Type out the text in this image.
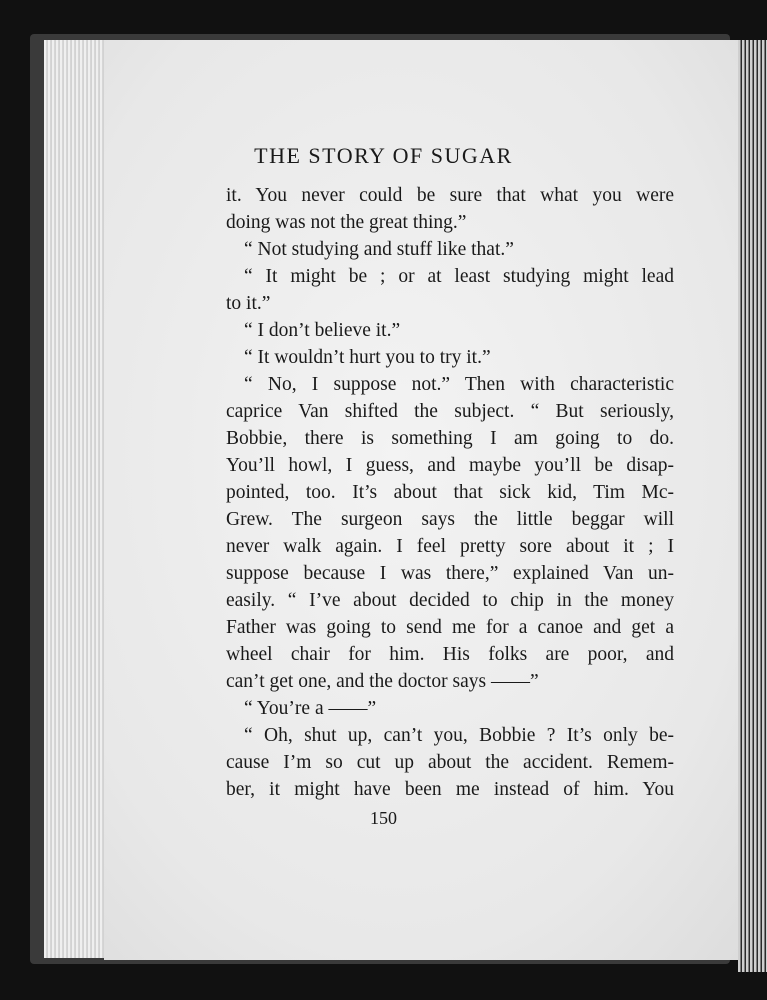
THE STORY OF SUGAR
it. You never could be sure that what you were
doing was not the great thing.”
“ Not studying and stuff like that.”
“ It might be ; or at least studying might lead
to it.”
“ I don’t believe it.”
“ It wouldn’t hurt you to try it.”
“ No, I suppose not.” Then with characteristic
caprice Van shifted the subject. “ But seriously,
Bobbie, there is something I am going to do.
You’ll howl, I guess, and maybe you’ll be disap-
pointed, too. It’s about that sick kid, Tim Mc-
Grew. The surgeon says the little beggar will
never walk again. I feel pretty sore about it ; I
suppose because I was there,” explained Van un-
easily. “ I’ve about decided to chip in the money
Father was going to send me for a canoe and get a
wheel chair for him. His folks are poor, and
can’t get one, and the doctor says ——”
“ You’re a ——”
“ Oh, shut up, can’t you, Bobbie ? It’s only be-
cause I’m so cut up about the accident. Remem-
ber, it might have been me instead of him. You
150
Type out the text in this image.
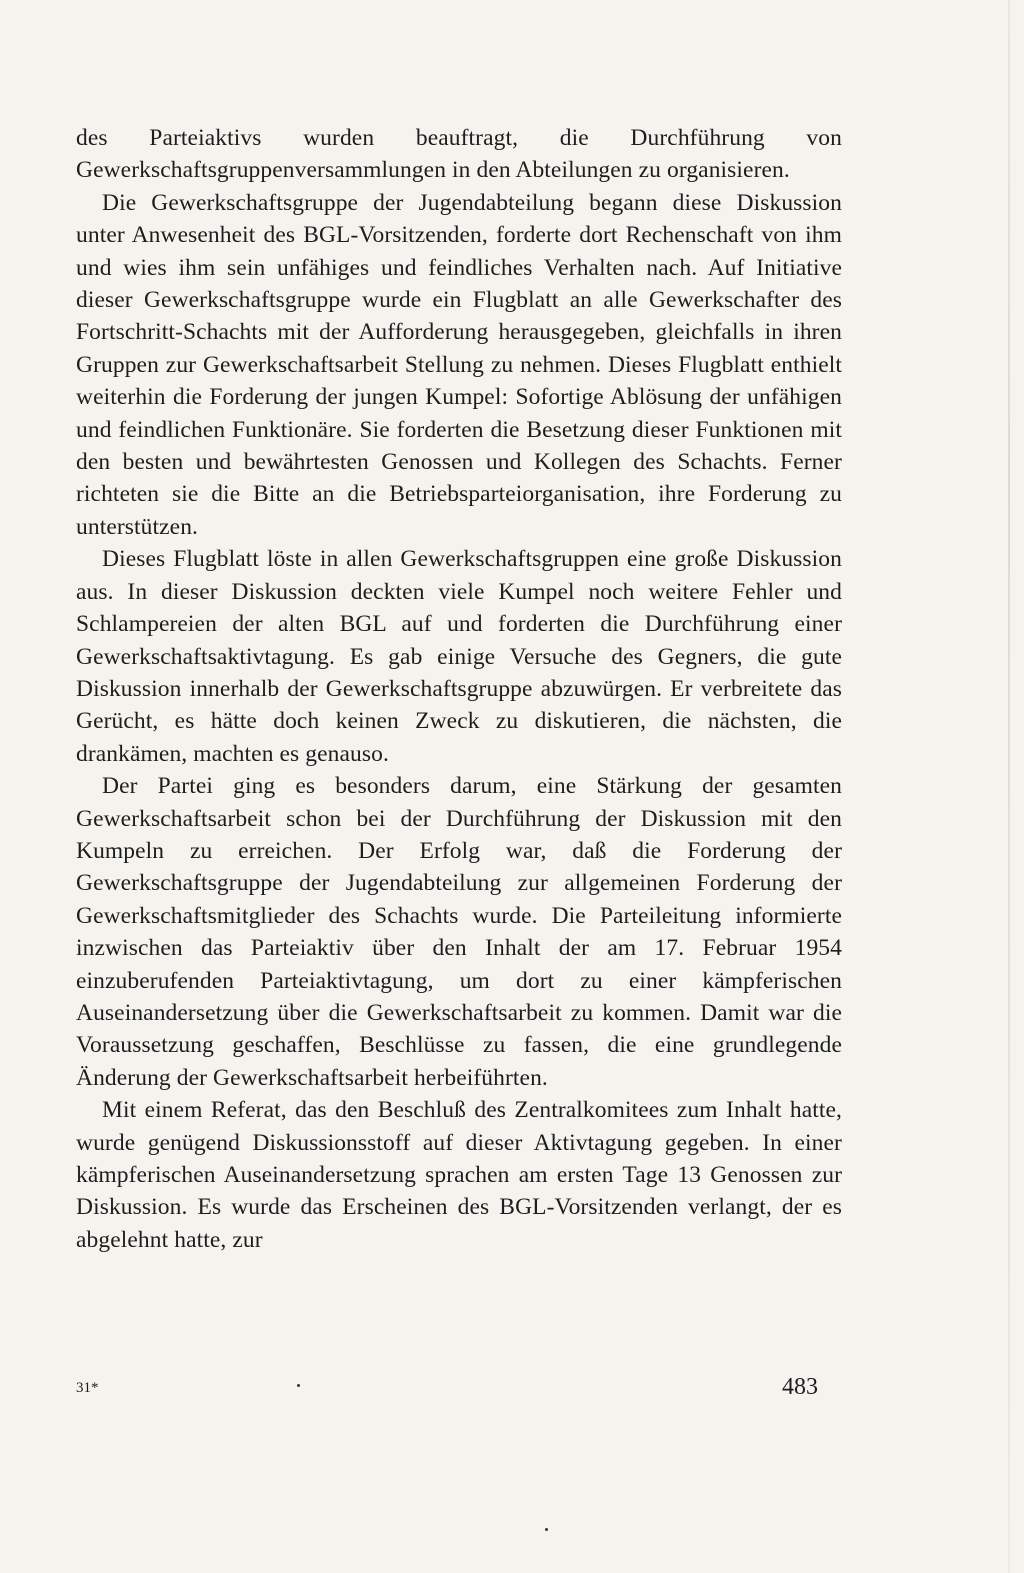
des Parteiaktivs wurden beauftragt, die Durchführung von Gewerkschaftsgruppenversammlungen in den Abteilungen zu organisieren.

Die Gewerkschaftsgruppe der Jugendabteilung begann diese Diskussion unter Anwesenheit des BGL-Vorsitzenden, forderte dort Rechenschaft von ihm und wies ihm sein unfähiges und feindliches Verhalten nach. Auf Initiative dieser Gewerkschaftsgruppe wurde ein Flugblatt an alle Gewerkschafter des Fortschritt-Schachts mit der Aufforderung herausgegeben, gleichfalls in ihren Gruppen zur Gewerkschaftsarbeit Stellung zu nehmen. Dieses Flugblatt enthielt weiterhin die Forderung der jungen Kumpel: Sofortige Ablösung der unfähigen und feindlichen Funktionäre. Sie forderten die Besetzung dieser Funktionen mit den besten und bewährtesten Genossen und Kollegen des Schachts. Ferner richteten sie die Bitte an die Betriebsparteiorganisation, ihre Forderung zu unterstützen.

Dieses Flugblatt löste in allen Gewerkschaftsgruppen eine große Diskussion aus. In dieser Diskussion deckten viele Kumpel noch weitere Fehler und Schlampereien der alten BGL auf und forderten die Durchführung einer Gewerkschaftsaktivtagung. Es gab einige Versuche des Gegners, die gute Diskussion innerhalb der Gewerkschaftsgruppe abzuwürgen. Er verbreitete das Gerücht, es hätte doch keinen Zweck zu diskutieren, die nächsten, die drankämen, machten es genauso.

Der Partei ging es besonders darum, eine Stärkung der gesamten Gewerkschaftsarbeit schon bei der Durchführung der Diskussion mit den Kumpeln zu erreichen. Der Erfolg war, daß die Forderung der Gewerkschaftsgruppe der Jugendabteilung zur allgemeinen Forderung der Gewerkschaftsmitglieder des Schachts wurde. Die Parteileitung informierte inzwischen das Parteiaktiv über den Inhalt der am 17. Februar 1954 einzuberufenden Parteiaktivtagung, um dort zu einer kämpferischen Auseinandersetzung über die Gewerkschaftsarbeit zu kommen. Damit war die Voraussetzung geschaffen, Beschlüsse zu fassen, die eine grundlegende Änderung der Gewerkschaftsarbeit herbeiführten.

Mit einem Referat, das den Beschluß des Zentralkomitees zum Inhalt hatte, wurde genügend Diskussionsstoff auf dieser Aktivtagung gegeben. In einer kämpferischen Auseinandersetzung sprachen am ersten Tage 13 Genossen zur Diskussion. Es wurde das Erscheinen des BGL-Vorsitzenden verlangt, der es abgelehnt hatte, zur

31*	483
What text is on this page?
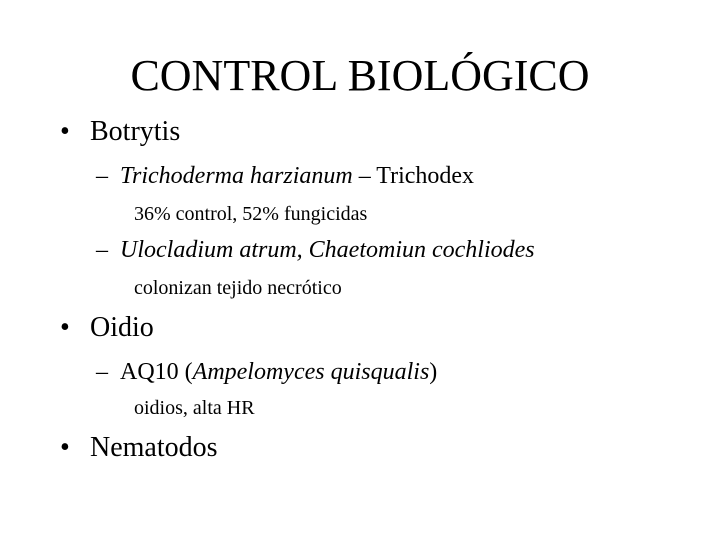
CONTROL BIOLÓGICO
• Botrytis
– Trichoderma harzianum – Trichodex
36% control, 52% fungicidas
– Ulocladium atrum, Chaetomiun cochliodes
colonizan tejido necrótico
• Oidio
– AQ10 (Ampelomyces quisqualis)
oidios, alta HR
• Nematodos
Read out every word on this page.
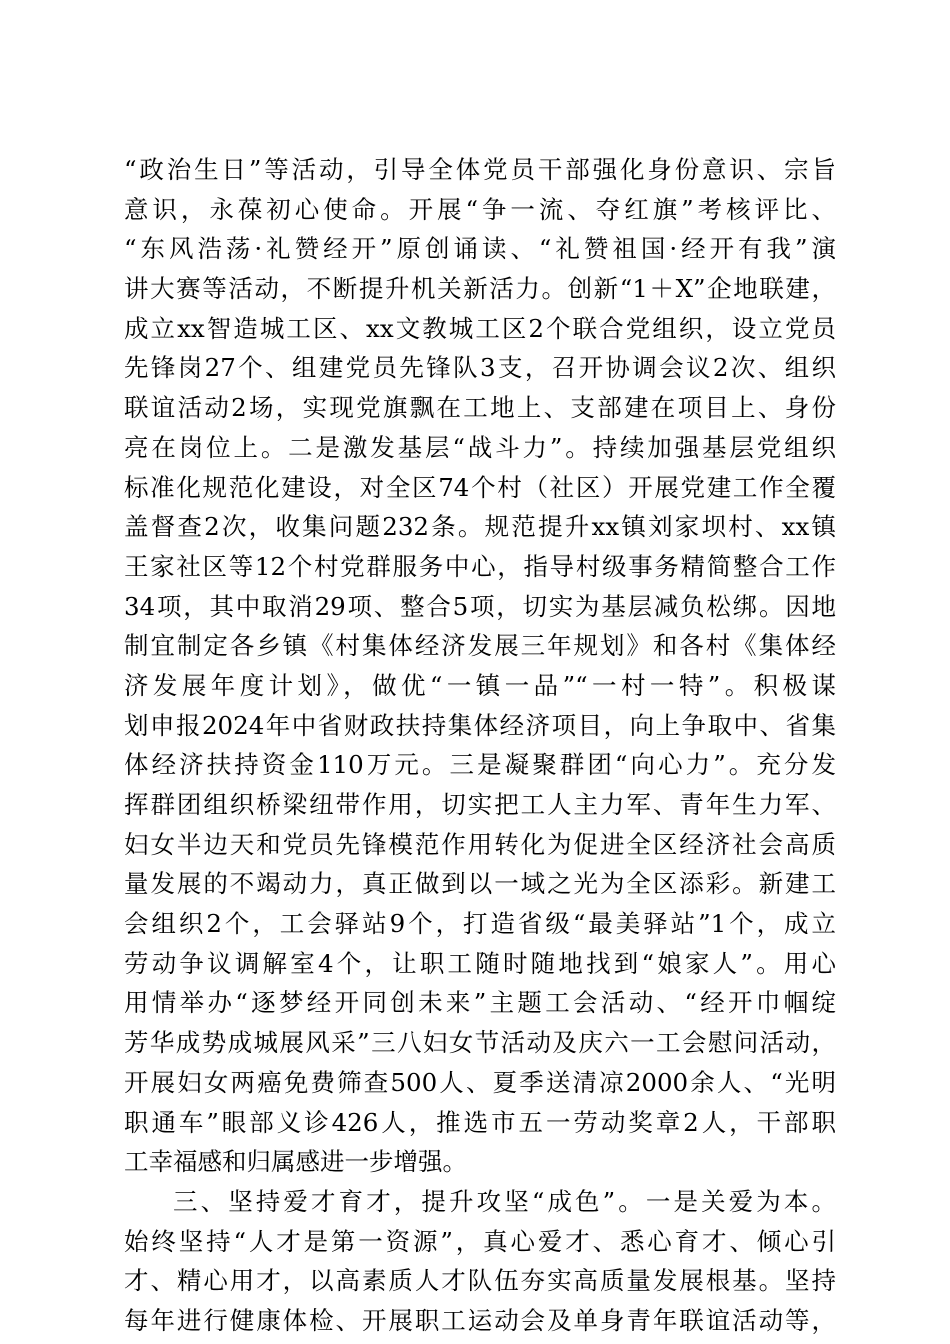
“政治生日”等活动，引导全体党员干部强化身份意识、宗旨
意识，永葆初心使命。开展“争一流、夺红旗”考核评比、
“东风浩荡·礼赞经开”原创诵读、“礼赞祖国·经开有我”演
讲大赛等活动，不断提升机关新活力。创新“1＋X”企地联建，
成立xx智造城工区、xx文教城工区2个联合党组织，设立党员
先锋岗27个、组建党员先锋队3支，召开协调会议2次、组织
联谊活动2场，实现党旗飘在工地上、支部建在项目上、身份
亮在岗位上。二是激发基层“战斗力”。持续加强基层党组织
标准化规范化建设，对全区74个村（社区）开展党建工作全覆
盖督查2次，收集问题232条。规范提升xx镇刘家坝村、xx镇
王家社区等12个村党群服务中心，指导村级事务精简整合工作
34项，其中取消29项、整合5项，切实为基层减负松绑。因地
制宜制定各乡镇《村集体经济发展三年规划》和各村《集体经
济发展年度计划》，做优“一镇一品”“一村一特”。积极谋
划申报2024年中省财政扶持集体经济项目，向上争取中、省集
体经济扶持资金110万元。三是凝聚群团“向心力”。充分发
挥群团组织桥梁纽带作用，切实把工人主力军、青年生力军、
妇女半边天和党员先锋模范作用转化为促进全区经济社会高质
量发展的不竭动力，真正做到以一域之光为全区添彩。新建工
会组织2个，工会驿站9个，打造省级“最美驿站”1个，成立
劳动争议调解室4个，让职工随时随地找到“娘家人”。用心
用情举办“逐梦经开同创未来”主题工会活动、“经开巾帼绽
芳华成势成城展风采”三八妇女节活动及庆六一工会慰问活动，
开展妇女两癌免费筛查500人、夏季送清凉2000余人、“光明
职通车”眼部义诊426人，推选市五一劳动奖章2人，干部职
工幸福感和归属感进一步增强。
三、坚持爱才育才，提升攻坚“成色”。一是关爱为本。
始终坚持“人才是第一资源”，真心爱才、悉心育才、倾心引
才、精心用才，以高素质人才队伍夯实高质量发展根基。坚持
每年进行健康体检、开展职工运动会及单身青年联谊活动等，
....
THE EXERCISE
Reproduce every record above exactly, omitting the pictures.

RESULT FOR THIS EXERCISE
Type out the text in this image.
THE STORY OF SUGAR
it. You never could be sure that what you were
doing was not the great thing.”
“ Not studying and stuff like that.”
“ It might be ; or at least studying might lead
to it.”
“ I don’t believe it.”
“ It wouldn’t hurt you to try it.”
“ No, I suppose not.” Then with characteristic
caprice Van shifted the subject. “ But seriously,
Bobbie, there is something I am going to do.
You’ll howl, I guess, and maybe you’ll be disap-
pointed, too. It’s about that sick kid, Tim Mc-
Grew. The surgeon says the little beggar will
never walk again. I feel pretty sore about it ; I
suppose because I was there,” explained Van un-
easily. “ I’ve about decided to chip in the money
Father was going to send me for a canoe and get a
wheel chair for him. His folks are poor, and
can’t get one, and the doctor says ——”
“ You’re a ——”
“ Oh, shut up, can’t you, Bobbie ? It’s only be-
cause I’m so cut up about the accident. Remem-
ber, it might have been me instead of him. You
150
Type out the text in this image.
des Parteiaktivs wurden beauftragt, die Durchführung von Gewerkschaftsgruppenversammlungen in den Abteilungen zu organisieren.

Die Gewerkschaftsgruppe der Jugendabteilung begann diese Diskussion unter Anwesenheit des BGL-Vorsitzenden, forderte dort Rechenschaft von ihm und wies ihm sein unfähiges und feindliches Verhalten nach. Auf Initiative dieser Gewerkschaftsgruppe wurde ein Flugblatt an alle Gewerkschafter des Fortschritt-Schachts mit der Aufforderung herausgegeben, gleichfalls in ihren Gruppen zur Gewerkschaftsarbeit Stellung zu nehmen. Dieses Flugblatt enthielt weiterhin die Forderung der jungen Kumpel: Sofortige Ablösung der unfähigen und feindlichen Funktionäre. Sie forderten die Besetzung dieser Funktionen mit den besten und bewährtesten Genossen und Kollegen des Schachts. Ferner richteten sie die Bitte an die Betriebsparteiorganisation, ihre Forderung zu unterstützen.

Dieses Flugblatt löste in allen Gewerkschaftsgruppen eine große Diskussion aus. In dieser Diskussion deckten viele Kumpel noch weitere Fehler und Schlampereien der alten BGL auf und forderten die Durchführung einer Gewerkschaftsaktivtagung. Es gab einige Versuche des Gegners, die gute Diskussion innerhalb der Gewerkschaftsgruppe abzuwürgen. Er verbreitete das Gerücht, es hätte doch keinen Zweck zu diskutieren, die nächsten, die drankämen, machten es genauso.

Der Partei ging es besonders darum, eine Stärkung der gesamten Gewerkschaftsarbeit schon bei der Durchführung der Diskussion mit den Kumpeln zu erreichen. Der Erfolg war, daß die Forderung der Gewerkschaftsgruppe der Jugendabteilung zur allgemeinen Forderung der Gewerkschaftsmitglieder des Schachts wurde. Die Parteileitung informierte inzwischen das Parteiaktiv über den Inhalt der am 17. Februar 1954 einzuberufenden Parteiaktivtagung, um dort zu einer kämpferischen Auseinandersetzung über die Gewerkschaftsarbeit zu kommen. Damit war die Voraussetzung geschaffen, Beschlüsse zu fassen, die eine grundlegende Änderung der Gewerkschaftsarbeit herbeiführten.

Mit einem Referat, das den Beschluß des Zentralkomitees zum Inhalt hatte, wurde genügend Diskussionsstoff auf dieser Aktivtagung gegeben. In einer kämpferischen Auseinandersetzung sprachen am ersten Tage 13 Genossen zur Diskussion. Es wurde das Erscheinen des BGL-Vorsitzenden verlangt, der es abgelehnt hatte, zur

31*	483
What text is on this page?
CONTROL BIOLÓGICO
• Botrytis
– Trichoderma harzianum – Trichodex
36% control, 52% fungicidas
– Ulocladium atrum, Chaetomiun cochliodes
colonizan tejido necrótico
• Oidio
– AQ10 (Ampelomyces quisqualis)
oidios, alta HR
• Nematodos
Read out every word on this page.
“政治生日”等活动，引导全体党员干部强化身份意识、宗旨
意识，永葆初心使命。开展“争一流、夺红旗”考核评比、
“东风浩荡·礼赞经开”原创诵读、“礼赞祖国·经开有我”演
讲大赛等活动，不断提升机关新活力。创新“1＋X”企地联建，
成立xx智造城工区、xx文教城工区2个联合党组织，设立党员
先锋岗27个、组建党员先锋队3支，召开协调会议2次、组织
联谊活动2场，实现党旗飘在工地上、支部建在项目上、身份
亮在岗位上。二是激发基层“战斗力”。持续加强基层党组织
标准化规范化建设，对全区74个村（社区）开展党建工作全覆
盖督查2次，收集问题232条。规范提升xx镇刘家坝村、xx镇
王家社区等12个村党群服务中心，指导村级事务精简整合工作
34项，其中取消29项、整合5项，切实为基层减负松绑。因地
制宜制定各乡镇《村集体经济发展三年规划》和各村《集体经
济发展年度计划》，做优“一镇一品”“一村一特”。积极谋
划申报2024年中省财政扶持集体经济项目，向上争取中、省集
体经济扶持资金110万元。三是凝聚群团“向心力”。充分发
挥群团组织桥梁纽带作用，切实把工人主力军、青年生力军、
妇女半边天和党员先锋模范作用转化为促进全区经济社会高质
量发展的不竭动力，真正做到以一域之光为全区添彩。新建工
会组织2个，工会驿站9个，打造省级“最美驿站”1个，成立
劳动争议调解室4个，让职工随时随地找到“娘家人”。用心
用情举办“逐梦经开同创未来”主题工会活动、“经开巾帼绽
芳华成势成城展风采”三八妇女节活动及庆六一工会慰问活动，
开展妇女两癌免费筛查500人、夏季送清凉2000余人、“光明
职通车”眼部义诊426人，推选市五一劳动奖章2人，干部职
工幸福感和归属感进一步增强。
三、坚持爱才育才，提升攻坚“成色”。一是关爱为本。
始终坚持“人才是第一资源”，真心爱才、悉心育才、倾心引
才、精心用才，以高素质人才队伍夯实高质量发展根基。坚持
每年进行健康体检、开展职工运动会及单身青年联谊活动等，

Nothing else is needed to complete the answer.